— Start RAW RECORDS —

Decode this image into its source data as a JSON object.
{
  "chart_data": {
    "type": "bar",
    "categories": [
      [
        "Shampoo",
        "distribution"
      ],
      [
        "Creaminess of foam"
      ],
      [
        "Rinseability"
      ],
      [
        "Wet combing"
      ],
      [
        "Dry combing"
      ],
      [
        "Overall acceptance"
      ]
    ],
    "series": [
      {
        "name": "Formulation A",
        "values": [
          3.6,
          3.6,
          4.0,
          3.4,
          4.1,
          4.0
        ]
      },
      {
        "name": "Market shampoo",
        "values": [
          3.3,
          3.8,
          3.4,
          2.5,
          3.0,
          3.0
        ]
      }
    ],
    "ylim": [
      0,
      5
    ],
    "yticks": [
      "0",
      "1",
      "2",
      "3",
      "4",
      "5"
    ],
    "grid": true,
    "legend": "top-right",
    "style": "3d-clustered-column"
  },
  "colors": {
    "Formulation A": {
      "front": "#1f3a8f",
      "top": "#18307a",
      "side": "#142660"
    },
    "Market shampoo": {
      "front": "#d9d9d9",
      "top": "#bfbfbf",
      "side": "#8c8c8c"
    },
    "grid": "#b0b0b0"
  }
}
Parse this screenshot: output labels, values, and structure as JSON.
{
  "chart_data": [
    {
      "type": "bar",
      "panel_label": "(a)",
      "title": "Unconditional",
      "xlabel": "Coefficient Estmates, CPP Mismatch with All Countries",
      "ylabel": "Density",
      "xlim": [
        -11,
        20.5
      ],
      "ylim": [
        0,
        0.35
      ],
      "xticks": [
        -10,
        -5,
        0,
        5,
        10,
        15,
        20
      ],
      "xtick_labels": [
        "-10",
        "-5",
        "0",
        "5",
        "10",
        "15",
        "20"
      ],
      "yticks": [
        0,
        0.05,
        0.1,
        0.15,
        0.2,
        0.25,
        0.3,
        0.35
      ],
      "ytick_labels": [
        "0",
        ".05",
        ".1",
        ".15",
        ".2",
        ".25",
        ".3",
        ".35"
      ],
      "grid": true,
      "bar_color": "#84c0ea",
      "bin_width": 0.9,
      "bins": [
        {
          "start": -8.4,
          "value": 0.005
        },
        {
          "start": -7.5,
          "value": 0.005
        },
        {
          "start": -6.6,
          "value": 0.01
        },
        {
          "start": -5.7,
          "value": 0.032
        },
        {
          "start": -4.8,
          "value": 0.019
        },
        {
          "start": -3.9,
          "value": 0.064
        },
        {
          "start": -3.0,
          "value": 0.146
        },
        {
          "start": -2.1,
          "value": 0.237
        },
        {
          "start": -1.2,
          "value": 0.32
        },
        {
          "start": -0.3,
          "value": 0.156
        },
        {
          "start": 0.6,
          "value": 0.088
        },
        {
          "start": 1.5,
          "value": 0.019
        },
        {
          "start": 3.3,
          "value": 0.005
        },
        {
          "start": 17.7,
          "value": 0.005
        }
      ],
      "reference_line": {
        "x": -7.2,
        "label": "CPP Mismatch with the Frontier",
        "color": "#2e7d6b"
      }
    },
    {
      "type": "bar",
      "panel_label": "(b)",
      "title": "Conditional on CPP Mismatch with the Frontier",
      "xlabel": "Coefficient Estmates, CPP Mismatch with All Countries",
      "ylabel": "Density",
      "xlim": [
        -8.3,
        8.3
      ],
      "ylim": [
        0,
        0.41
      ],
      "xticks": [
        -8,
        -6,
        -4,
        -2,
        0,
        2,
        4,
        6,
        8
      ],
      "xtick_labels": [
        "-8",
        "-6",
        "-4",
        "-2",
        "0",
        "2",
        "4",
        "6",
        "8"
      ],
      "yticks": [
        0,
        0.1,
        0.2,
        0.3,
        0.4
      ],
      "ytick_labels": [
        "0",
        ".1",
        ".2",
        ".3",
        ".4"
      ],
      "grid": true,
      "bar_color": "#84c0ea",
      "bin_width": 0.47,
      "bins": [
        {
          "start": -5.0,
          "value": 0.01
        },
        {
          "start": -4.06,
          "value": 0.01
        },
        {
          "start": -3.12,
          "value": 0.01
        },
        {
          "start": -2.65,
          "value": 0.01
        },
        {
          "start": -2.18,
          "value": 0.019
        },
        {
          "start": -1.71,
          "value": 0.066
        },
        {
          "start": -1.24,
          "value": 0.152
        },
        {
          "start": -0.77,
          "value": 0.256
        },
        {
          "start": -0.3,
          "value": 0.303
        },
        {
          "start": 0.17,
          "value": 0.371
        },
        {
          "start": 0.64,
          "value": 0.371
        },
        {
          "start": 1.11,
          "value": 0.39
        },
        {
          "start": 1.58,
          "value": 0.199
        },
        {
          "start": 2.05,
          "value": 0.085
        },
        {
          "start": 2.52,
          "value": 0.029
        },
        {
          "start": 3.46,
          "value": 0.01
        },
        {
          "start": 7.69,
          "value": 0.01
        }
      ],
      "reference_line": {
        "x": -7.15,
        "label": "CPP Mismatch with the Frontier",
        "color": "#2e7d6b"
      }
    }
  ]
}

— End RAW RECORDS —

» SET TASK
Write out all records exactly, keeping every detail.

» TASK OUTPUT
Decode this image into its source data as a JSON object.
{
  "chart_data": {
    "type": "bar",
    "categories": [
      [
        "Shampoo",
        "distribution"
      ],
      [
        "Creaminess of foam"
      ],
      [
        "Rinseability"
      ],
      [
        "Wet combing"
      ],
      [
        "Dry combing"
      ],
      [
        "Overall acceptance"
      ]
    ],
    "series": [
      {
        "name": "Formulation A",
        "values": [
          3.6,
          3.6,
          4.0,
          3.4,
          4.1,
          4.0
        ]
      },
      {
        "name": "Market shampoo",
        "values": [
          3.3,
          3.8,
          3.4,
          2.5,
          3.0,
          3.0
        ]
      }
    ],
    "ylim": [
      0,
      5
    ],
    "yticks": [
      "0",
      "1",
      "2",
      "3",
      "4",
      "5"
    ],
    "grid": true,
    "legend": "top-right",
    "style": "3d-clustered-column"
  },
  "colors": {
    "Formulation A": {
      "front": "#1f3a8f",
      "top": "#18307a",
      "side": "#142660"
    },
    "Market shampoo": {
      "front": "#d9d9d9",
      "top": "#bfbfbf",
      "side": "#8c8c8c"
    },
    "grid": "#b0b0b0"
  }
}
Parse this screenshot: output labels, values, and structure as JSON.
{
  "chart_data": [
    {
      "type": "bar",
      "panel_label": "(a)",
      "title": "Unconditional",
      "xlabel": "Coefficient Estmates, CPP Mismatch with All Countries",
      "ylabel": "Density",
      "xlim": [
        -11,
        20.5
      ],
      "ylim": [
        0,
        0.35
      ],
      "xticks": [
        -10,
        -5,
        0,
        5,
        10,
        15,
        20
      ],
      "xtick_labels": [
        "-10",
        "-5",
        "0",
        "5",
        "10",
        "15",
        "20"
      ],
      "yticks": [
        0,
        0.05,
        0.1,
        0.15,
        0.2,
        0.25,
        0.3,
        0.35
      ],
      "ytick_labels": [
        "0",
        ".05",
        ".1",
        ".15",
        ".2",
        ".25",
        ".3",
        ".35"
      ],
      "grid": true,
      "bar_color": "#84c0ea",
      "bin_width": 0.9,
      "bins": [
        {
          "start": -8.4,
          "value": 0.005
        },
        {
          "start": -7.5,
          "value": 0.005
        },
        {
          "start": -6.6,
          "value": 0.01
        },
        {
          "start": -5.7,
          "value": 0.032
        },
        {
          "start": -4.8,
          "value": 0.019
        },
        {
          "start": -3.9,
          "value": 0.064
        },
        {
          "start": -3.0,
          "value": 0.146
        },
        {
          "start": -2.1,
          "value": 0.237
        },
        {
          "start": -1.2,
          "value": 0.32
        },
        {
          "start": -0.3,
          "value": 0.156
        },
        {
          "start": 0.6,
          "value": 0.088
        },
        {
          "start": 1.5,
          "value": 0.019
        },
        {
          "start": 3.3,
          "value": 0.005
        },
        {
          "start": 17.7,
          "value": 0.005
        }
      ],
      "reference_line": {
        "x": -7.2,
        "label": "CPP Mismatch with the Frontier",
        "color": "#2e7d6b"
      }
    },
    {
      "type": "bar",
      "panel_label": "(b)",
      "title": "Conditional on CPP Mismatch with the Frontier",
      "xlabel": "Coefficient Estmates, CPP Mismatch with All Countries",
      "ylabel": "Density",
      "xlim": [
        -8.3,
        8.3
      ],
      "ylim": [
        0,
        0.41
      ],
      "xticks": [
        -8,
        -6,
        -4,
        -2,
        0,
        2,
        4,
        6,
        8
      ],
      "xtick_labels": [
        "-8",
        "-6",
        "-4",
        "-2",
        "0",
        "2",
        "4",
        "6",
        "8"
      ],
      "yticks": [
        0,
        0.1,
        0.2,
        0.3,
        0.4
      ],
      "ytick_labels": [
        "0",
        ".1",
        ".2",
        ".3",
        ".4"
      ],
      "grid": true,
      "bar_color": "#84c0ea",
      "bin_width": 0.47,
      "bins": [
        {
          "start": -5.0,
          "value": 0.01
        },
        {
          "start": -4.06,
          "value": 0.01
        },
        {
          "start": -3.12,
          "value": 0.01
        },
        {
          "start": -2.65,
          "value": 0.01
        },
        {
          "start": -2.18,
          "value": 0.019
        },
        {
          "start": -1.71,
          "value": 0.066
        },
        {
          "start": -1.24,
          "value": 0.152
        },
        {
          "start": -0.77,
          "value": 0.256
        },
        {
          "start": -0.3,
          "value": 0.303
        },
        {
          "start": 0.17,
          "value": 0.371
        },
        {
          "start": 0.64,
          "value": 0.371
        },
        {
          "start": 1.11,
          "value": 0.39
        },
        {
          "start": 1.58,
          "value": 0.199
        },
        {
          "start": 2.05,
          "value": 0.085
        },
        {
          "start": 2.52,
          "value": 0.029
        },
        {
          "start": 3.46,
          "value": 0.01
        },
        {
          "start": 7.69,
          "value": 0.01
        }
      ],
      "reference_line": {
        "x": -7.15,
        "label": "CPP Mismatch with the Frontier",
        "color": "#2e7d6b"
      }
    }
  ]
}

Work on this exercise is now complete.